* BEGIN *

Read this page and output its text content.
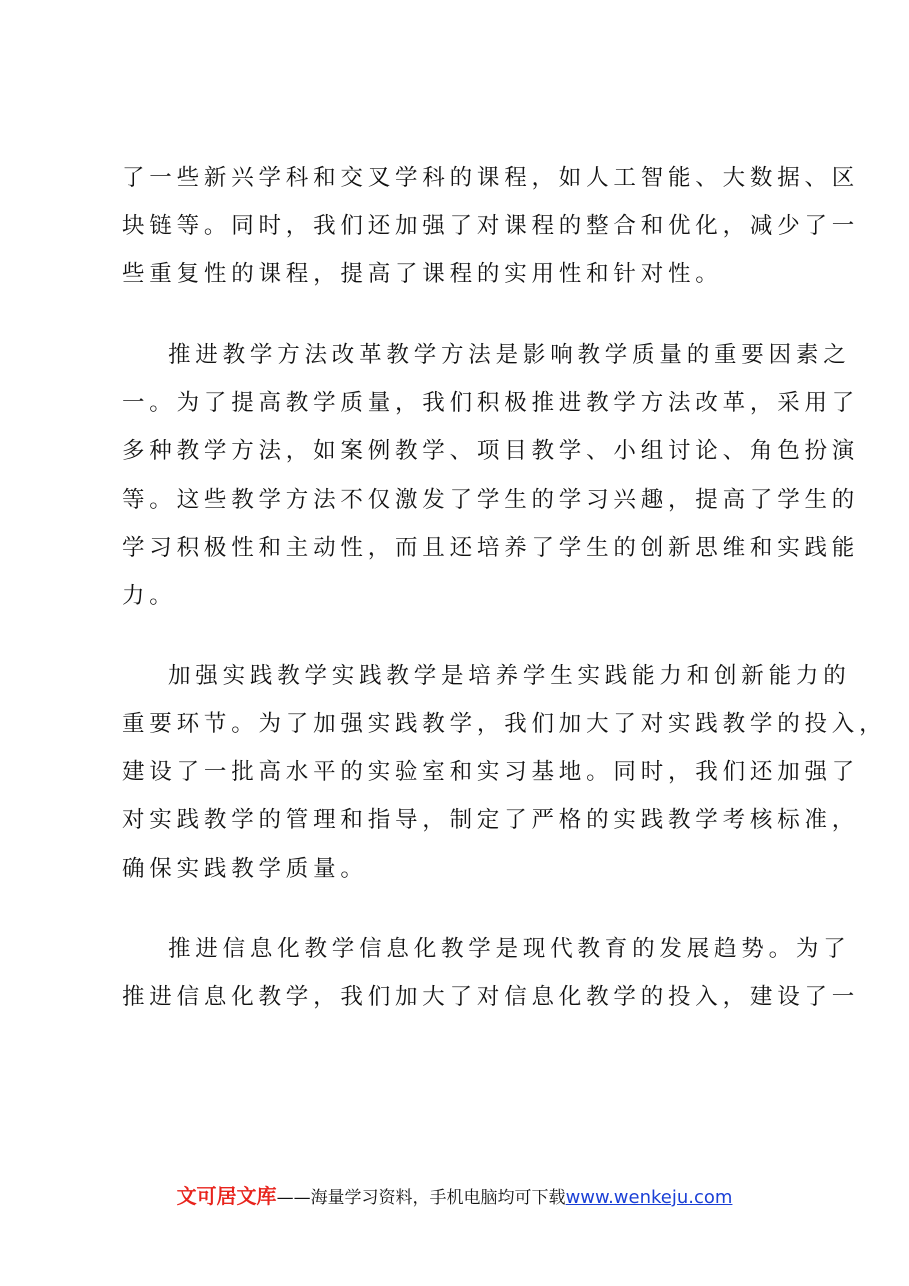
了一些新兴学科和交叉学科的课程，如人工智能、大数据、区
块链等。同时，我们还加强了对课程的整合和优化，减少了一
些重复性的课程，提高了课程的实用性和针对性。
推进教学方法改革教学方法是影响教学质量的重要因素之
一。为了提高教学质量，我们积极推进教学方法改革，采用了
多种教学方法，如案例教学、项目教学、小组讨论、角色扮演
等。这些教学方法不仅激发了学生的学习兴趣，提高了学生的
学习积极性和主动性，而且还培养了学生的创新思维和实践能
力。
加强实践教学实践教学是培养学生实践能力和创新能力的
重要环节。为了加强实践教学，我们加大了对实践教学的投入，
建设了一批高水平的实验室和实习基地。同时，我们还加强了
对实践教学的管理和指导，制定了严格的实践教学考核标准，
确保实践教学质量。
推进信息化教学信息化教学是现代教育的发展趋势。为了
推进信息化教学，我们加大了对信息化教学的投入，建设了一
文可居文库——海量学习资料，手机电脑均可下载www.wenkeju.com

* END *

▸ What you have to do: Without including any pictures, reproduce the listing exactly.

▸ Exercise solution:
Read this page and output its text content.
了一些新兴学科和交叉学科的课程，如人工智能、大数据、区
块链等。同时，我们还加强了对课程的整合和优化，减少了一
些重复性的课程，提高了课程的实用性和针对性。
推进教学方法改革教学方法是影响教学质量的重要因素之
一。为了提高教学质量，我们积极推进教学方法改革，采用了
多种教学方法，如案例教学、项目教学、小组讨论、角色扮演
等。这些教学方法不仅激发了学生的学习兴趣，提高了学生的
学习积极性和主动性，而且还培养了学生的创新思维和实践能
力。
加强实践教学实践教学是培养学生实践能力和创新能力的
重要环节。为了加强实践教学，我们加大了对实践教学的投入，
建设了一批高水平的实验室和实习基地。同时，我们还加强了
对实践教学的管理和指导，制定了严格的实践教学考核标准，
确保实践教学质量。
推进信息化教学信息化教学是现代教育的发展趋势。为了
推进信息化教学，我们加大了对信息化教学的投入，建设了一
文可居文库——海量学习资料，手机电脑均可下载www.wenkeju.com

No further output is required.